**WORK REQUIRED:** Spot every line with the word "xlabel" and return it.

-- BEGIN DATA LINES --

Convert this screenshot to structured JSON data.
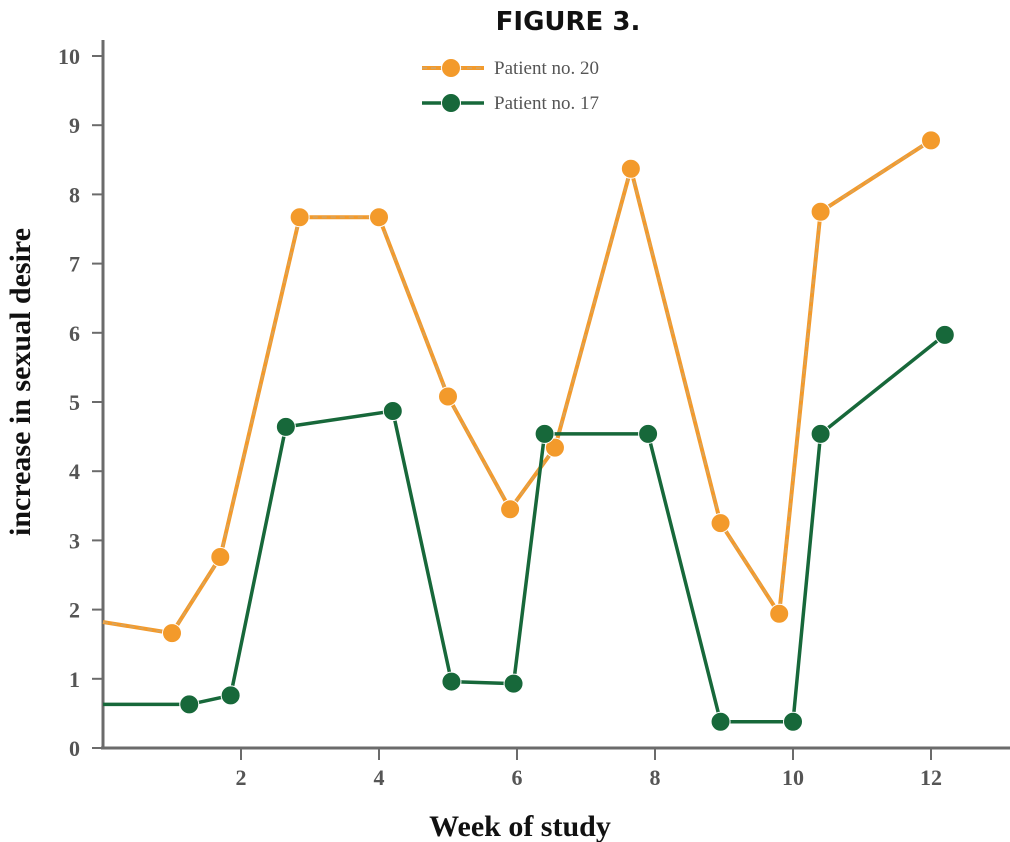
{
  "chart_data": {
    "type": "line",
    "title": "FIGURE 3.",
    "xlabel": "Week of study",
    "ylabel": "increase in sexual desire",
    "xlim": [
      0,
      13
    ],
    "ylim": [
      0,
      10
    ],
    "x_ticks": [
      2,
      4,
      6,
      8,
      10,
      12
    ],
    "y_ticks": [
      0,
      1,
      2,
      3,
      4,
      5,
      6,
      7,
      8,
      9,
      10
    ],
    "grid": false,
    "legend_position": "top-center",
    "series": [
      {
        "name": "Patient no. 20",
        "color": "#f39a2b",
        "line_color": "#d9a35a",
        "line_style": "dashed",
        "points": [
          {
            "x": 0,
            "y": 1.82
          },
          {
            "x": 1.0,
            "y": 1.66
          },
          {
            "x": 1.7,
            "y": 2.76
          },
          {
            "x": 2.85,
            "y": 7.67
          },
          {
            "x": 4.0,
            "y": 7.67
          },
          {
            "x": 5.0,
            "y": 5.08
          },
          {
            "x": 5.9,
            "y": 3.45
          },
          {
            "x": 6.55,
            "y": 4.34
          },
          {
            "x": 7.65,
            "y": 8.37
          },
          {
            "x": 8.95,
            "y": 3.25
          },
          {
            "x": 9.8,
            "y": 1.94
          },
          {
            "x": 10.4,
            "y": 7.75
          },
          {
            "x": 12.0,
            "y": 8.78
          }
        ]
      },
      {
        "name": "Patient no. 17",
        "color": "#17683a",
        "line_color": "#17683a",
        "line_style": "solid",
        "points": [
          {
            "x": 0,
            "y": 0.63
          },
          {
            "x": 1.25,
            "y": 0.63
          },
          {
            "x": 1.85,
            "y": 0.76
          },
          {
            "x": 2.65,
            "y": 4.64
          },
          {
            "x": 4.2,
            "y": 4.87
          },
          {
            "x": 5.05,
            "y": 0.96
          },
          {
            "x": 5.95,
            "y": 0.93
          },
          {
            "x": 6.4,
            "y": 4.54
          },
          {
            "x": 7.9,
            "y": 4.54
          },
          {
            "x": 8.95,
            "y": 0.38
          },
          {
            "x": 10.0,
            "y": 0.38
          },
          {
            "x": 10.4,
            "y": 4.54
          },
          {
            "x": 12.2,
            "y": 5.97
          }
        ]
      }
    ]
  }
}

-- END DATA LINES --
-- BEGIN DATA LINES --

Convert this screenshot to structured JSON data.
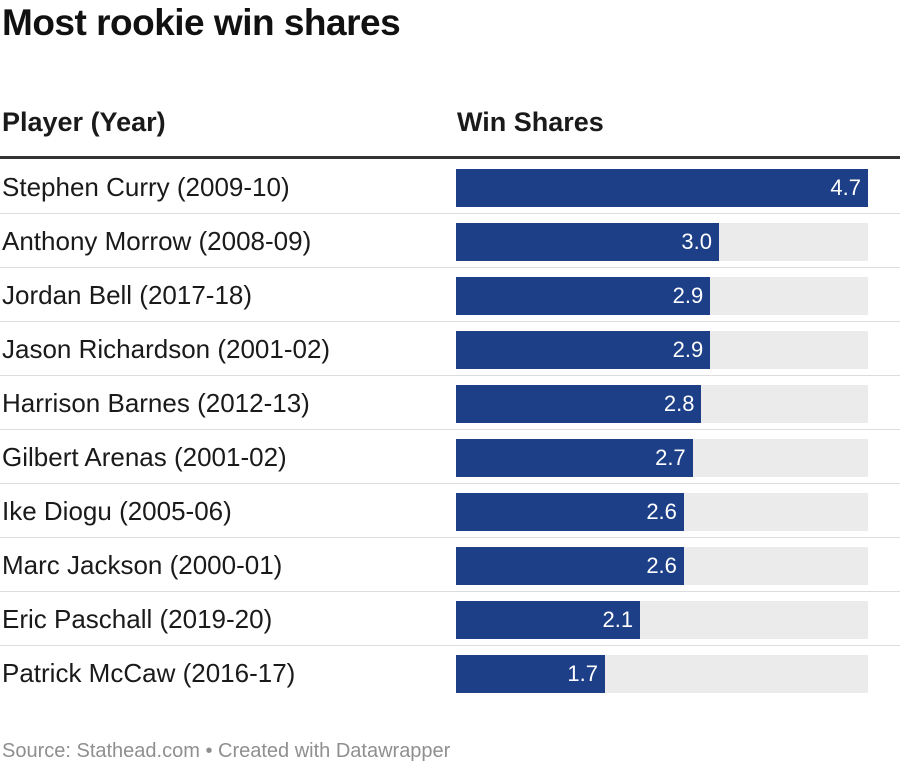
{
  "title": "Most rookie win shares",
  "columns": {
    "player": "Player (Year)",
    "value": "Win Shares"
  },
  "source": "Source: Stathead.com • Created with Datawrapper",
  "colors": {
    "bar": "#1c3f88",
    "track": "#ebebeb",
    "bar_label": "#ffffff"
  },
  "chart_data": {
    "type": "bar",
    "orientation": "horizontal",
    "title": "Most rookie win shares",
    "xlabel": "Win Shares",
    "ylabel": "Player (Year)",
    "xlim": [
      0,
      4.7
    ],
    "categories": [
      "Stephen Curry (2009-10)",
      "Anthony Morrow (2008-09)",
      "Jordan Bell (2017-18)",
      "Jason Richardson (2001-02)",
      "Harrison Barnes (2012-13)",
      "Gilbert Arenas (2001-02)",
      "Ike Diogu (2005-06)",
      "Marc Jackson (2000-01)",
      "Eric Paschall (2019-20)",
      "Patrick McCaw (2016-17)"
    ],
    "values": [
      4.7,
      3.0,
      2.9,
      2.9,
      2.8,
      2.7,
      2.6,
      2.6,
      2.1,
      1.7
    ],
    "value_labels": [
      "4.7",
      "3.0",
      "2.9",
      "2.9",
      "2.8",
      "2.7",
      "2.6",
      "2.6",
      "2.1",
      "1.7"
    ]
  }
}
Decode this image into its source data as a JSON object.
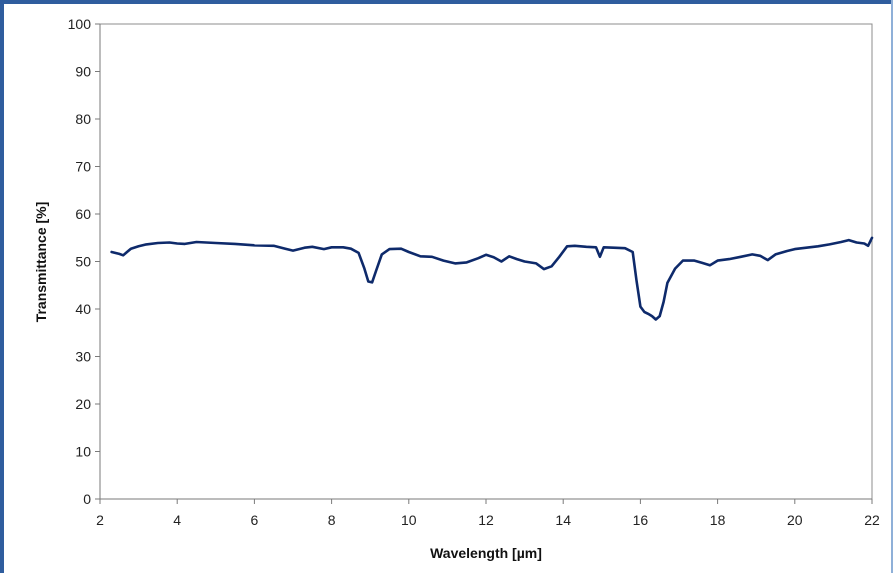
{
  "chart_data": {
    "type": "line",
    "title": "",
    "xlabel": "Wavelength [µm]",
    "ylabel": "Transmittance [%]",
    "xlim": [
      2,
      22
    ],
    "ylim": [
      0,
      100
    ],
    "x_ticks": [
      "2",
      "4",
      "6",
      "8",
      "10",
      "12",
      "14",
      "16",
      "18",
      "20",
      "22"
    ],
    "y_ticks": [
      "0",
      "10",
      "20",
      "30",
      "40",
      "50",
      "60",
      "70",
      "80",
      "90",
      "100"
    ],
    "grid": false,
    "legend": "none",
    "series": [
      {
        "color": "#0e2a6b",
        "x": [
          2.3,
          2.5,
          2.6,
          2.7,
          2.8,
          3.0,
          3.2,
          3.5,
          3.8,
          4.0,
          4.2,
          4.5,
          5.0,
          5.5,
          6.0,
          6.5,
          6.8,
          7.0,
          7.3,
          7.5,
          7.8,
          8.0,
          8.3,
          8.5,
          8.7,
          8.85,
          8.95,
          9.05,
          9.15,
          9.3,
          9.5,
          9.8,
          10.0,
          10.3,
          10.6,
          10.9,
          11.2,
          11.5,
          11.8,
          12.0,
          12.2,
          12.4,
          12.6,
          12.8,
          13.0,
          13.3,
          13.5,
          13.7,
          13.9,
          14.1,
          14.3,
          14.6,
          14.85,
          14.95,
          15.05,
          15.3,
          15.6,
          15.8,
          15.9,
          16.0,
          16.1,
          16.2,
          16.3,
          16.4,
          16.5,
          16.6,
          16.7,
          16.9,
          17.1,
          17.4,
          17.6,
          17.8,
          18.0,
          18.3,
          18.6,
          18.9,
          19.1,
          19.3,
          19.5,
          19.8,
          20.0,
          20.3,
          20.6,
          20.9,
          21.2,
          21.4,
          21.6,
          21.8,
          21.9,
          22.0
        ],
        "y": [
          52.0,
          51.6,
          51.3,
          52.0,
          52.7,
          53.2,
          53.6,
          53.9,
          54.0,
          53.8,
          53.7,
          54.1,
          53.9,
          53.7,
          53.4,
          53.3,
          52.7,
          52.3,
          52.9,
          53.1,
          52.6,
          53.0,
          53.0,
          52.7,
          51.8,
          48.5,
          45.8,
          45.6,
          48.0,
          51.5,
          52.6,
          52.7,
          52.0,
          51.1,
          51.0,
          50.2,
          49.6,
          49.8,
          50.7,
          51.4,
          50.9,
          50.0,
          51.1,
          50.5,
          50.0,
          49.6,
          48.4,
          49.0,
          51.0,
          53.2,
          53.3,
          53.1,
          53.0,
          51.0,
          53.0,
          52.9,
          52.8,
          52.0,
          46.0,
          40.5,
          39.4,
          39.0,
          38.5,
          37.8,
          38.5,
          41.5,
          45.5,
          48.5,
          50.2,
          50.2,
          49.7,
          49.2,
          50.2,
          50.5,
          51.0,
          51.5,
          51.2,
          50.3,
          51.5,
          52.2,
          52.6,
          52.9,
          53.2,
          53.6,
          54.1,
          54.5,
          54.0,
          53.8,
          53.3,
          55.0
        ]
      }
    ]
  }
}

-- END DATA LINES --
-- BEGIN DATA LINES --

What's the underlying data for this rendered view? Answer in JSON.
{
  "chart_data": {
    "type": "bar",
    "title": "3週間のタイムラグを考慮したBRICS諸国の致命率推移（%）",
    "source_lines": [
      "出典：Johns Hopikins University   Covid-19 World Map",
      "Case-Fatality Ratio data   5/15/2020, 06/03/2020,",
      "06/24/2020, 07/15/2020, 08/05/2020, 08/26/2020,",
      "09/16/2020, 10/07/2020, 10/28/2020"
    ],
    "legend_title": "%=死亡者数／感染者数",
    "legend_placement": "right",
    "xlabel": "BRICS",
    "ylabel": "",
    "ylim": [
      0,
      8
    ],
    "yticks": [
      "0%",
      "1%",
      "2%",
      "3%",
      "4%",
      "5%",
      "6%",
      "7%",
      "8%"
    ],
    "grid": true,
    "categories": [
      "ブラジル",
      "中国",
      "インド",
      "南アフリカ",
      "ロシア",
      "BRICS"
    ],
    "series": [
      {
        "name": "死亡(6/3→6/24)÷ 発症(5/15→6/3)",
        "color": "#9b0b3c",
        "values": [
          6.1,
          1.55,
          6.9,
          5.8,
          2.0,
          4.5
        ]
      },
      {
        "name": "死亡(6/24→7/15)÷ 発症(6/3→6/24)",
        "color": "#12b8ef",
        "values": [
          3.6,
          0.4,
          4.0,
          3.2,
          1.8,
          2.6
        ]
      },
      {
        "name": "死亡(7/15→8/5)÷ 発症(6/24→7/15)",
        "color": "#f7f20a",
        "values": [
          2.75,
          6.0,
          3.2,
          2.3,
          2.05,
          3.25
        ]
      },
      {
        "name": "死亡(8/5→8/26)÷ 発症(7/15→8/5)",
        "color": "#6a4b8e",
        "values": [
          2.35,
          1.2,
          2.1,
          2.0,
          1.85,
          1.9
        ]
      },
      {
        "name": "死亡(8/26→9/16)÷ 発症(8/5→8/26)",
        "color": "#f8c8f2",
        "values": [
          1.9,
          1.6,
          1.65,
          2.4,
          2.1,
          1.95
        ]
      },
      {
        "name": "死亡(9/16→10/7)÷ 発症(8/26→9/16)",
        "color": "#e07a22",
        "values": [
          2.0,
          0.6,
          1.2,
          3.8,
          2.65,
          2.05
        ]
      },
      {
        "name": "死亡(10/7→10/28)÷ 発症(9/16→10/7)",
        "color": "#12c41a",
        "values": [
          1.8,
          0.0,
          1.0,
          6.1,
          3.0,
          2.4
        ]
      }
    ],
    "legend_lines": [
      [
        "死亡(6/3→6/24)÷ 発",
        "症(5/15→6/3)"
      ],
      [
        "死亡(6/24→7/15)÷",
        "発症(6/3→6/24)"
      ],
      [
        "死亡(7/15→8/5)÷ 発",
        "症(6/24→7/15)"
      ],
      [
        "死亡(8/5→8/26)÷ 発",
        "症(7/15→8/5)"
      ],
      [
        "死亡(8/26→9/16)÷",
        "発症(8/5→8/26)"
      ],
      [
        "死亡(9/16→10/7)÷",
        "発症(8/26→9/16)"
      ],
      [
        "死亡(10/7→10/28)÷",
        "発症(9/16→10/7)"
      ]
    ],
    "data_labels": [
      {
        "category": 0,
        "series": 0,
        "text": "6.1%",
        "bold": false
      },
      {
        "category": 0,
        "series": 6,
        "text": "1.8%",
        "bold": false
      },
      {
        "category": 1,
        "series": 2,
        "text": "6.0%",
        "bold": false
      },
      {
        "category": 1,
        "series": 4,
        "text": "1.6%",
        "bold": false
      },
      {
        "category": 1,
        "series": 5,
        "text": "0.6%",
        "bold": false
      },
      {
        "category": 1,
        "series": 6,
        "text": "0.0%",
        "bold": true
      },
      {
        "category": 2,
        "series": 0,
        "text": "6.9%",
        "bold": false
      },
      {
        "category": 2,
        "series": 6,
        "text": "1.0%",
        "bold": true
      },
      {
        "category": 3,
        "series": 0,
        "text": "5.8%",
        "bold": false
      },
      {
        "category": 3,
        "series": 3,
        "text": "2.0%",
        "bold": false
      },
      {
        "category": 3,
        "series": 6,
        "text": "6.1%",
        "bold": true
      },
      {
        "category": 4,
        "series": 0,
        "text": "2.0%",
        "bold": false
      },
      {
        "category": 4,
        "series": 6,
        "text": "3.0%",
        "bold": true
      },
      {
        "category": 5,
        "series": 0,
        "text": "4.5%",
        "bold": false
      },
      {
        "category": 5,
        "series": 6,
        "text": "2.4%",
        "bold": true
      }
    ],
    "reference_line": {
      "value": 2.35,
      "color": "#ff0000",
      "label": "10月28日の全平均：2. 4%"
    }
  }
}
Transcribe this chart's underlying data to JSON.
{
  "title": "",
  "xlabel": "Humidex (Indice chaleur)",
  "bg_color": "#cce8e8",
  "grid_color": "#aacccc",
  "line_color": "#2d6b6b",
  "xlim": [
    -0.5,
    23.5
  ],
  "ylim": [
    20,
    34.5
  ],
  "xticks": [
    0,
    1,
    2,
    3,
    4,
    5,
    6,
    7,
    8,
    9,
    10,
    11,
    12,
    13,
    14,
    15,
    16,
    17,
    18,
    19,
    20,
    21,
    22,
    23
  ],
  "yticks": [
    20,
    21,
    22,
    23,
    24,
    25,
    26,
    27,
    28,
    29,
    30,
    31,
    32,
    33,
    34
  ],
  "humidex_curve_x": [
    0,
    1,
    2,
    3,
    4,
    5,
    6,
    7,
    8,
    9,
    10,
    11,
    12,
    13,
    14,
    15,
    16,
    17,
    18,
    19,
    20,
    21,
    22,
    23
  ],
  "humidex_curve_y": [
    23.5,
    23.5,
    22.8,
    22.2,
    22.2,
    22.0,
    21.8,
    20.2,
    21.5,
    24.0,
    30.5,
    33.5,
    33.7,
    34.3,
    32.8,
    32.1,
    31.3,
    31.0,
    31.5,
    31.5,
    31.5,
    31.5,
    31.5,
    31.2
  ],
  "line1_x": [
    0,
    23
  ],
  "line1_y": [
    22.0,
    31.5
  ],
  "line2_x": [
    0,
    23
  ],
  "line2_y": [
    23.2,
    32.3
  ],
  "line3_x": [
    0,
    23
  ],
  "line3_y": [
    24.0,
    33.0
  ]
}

-- END DATA LINES --

**THE REPLY:**
    "xlabel": "Week of study",
    "xlabel": "Win Shares",
    "xlabel": "Wavelength [µm]",
    "xlabel": "BRICS",
  "xlabel": "Humidex (Indice chaleur)",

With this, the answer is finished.